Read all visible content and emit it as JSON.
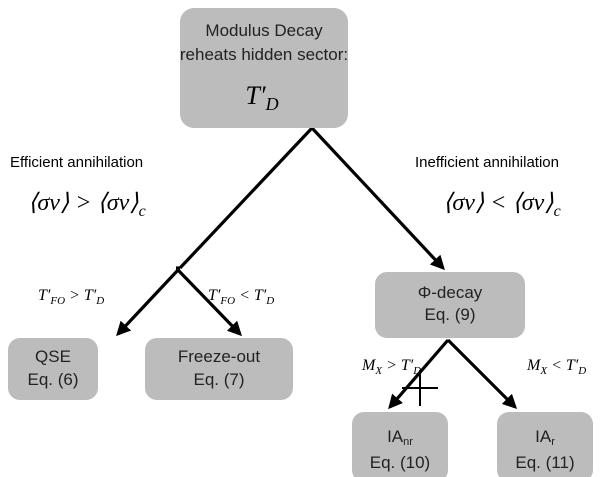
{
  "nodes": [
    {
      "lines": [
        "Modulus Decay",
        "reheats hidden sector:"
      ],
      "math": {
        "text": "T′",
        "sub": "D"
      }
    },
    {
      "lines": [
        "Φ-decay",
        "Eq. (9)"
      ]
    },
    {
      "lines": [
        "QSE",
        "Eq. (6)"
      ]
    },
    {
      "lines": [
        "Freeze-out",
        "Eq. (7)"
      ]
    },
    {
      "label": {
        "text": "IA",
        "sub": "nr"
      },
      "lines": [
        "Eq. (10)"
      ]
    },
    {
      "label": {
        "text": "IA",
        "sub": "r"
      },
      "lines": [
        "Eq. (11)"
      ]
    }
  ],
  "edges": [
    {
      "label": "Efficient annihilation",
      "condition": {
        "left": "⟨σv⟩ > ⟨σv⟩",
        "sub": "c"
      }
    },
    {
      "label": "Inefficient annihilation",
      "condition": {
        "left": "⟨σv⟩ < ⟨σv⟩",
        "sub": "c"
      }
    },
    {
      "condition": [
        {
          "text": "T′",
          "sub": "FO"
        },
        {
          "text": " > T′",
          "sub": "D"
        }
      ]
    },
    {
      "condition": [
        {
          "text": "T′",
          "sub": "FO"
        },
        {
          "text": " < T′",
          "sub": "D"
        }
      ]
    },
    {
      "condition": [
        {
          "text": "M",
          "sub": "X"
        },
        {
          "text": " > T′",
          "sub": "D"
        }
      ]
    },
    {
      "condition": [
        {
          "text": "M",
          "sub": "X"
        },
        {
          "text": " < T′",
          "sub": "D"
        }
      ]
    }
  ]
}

......

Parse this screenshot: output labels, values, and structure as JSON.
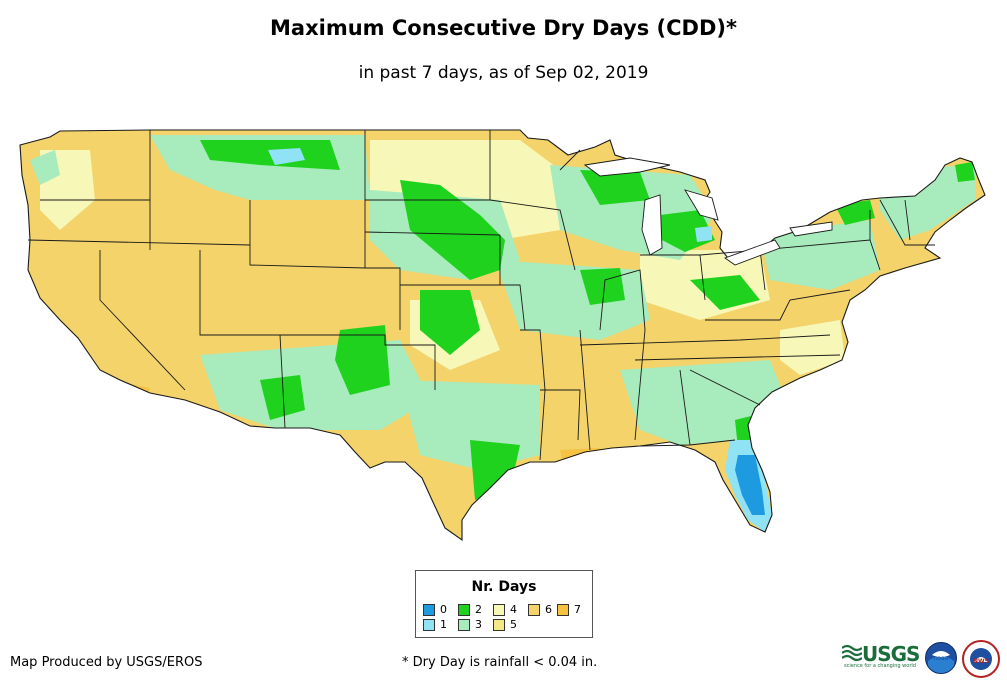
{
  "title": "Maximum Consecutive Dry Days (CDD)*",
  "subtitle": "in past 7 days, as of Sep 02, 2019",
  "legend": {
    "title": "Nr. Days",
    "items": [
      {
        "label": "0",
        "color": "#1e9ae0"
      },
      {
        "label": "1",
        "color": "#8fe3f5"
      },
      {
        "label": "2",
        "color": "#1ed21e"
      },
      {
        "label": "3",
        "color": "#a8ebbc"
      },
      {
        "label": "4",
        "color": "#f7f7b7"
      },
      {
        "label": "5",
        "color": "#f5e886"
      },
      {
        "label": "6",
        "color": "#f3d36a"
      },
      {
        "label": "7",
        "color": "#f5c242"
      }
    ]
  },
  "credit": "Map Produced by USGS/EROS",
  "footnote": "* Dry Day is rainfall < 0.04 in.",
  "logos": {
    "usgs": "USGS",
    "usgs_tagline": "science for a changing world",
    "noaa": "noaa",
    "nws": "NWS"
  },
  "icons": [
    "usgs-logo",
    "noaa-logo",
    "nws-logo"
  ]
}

......

• [Task description] Check each line of the data above for the word "JSON" and say how many lines contain it, giving nothing besides the number.

• [Answer in full] 2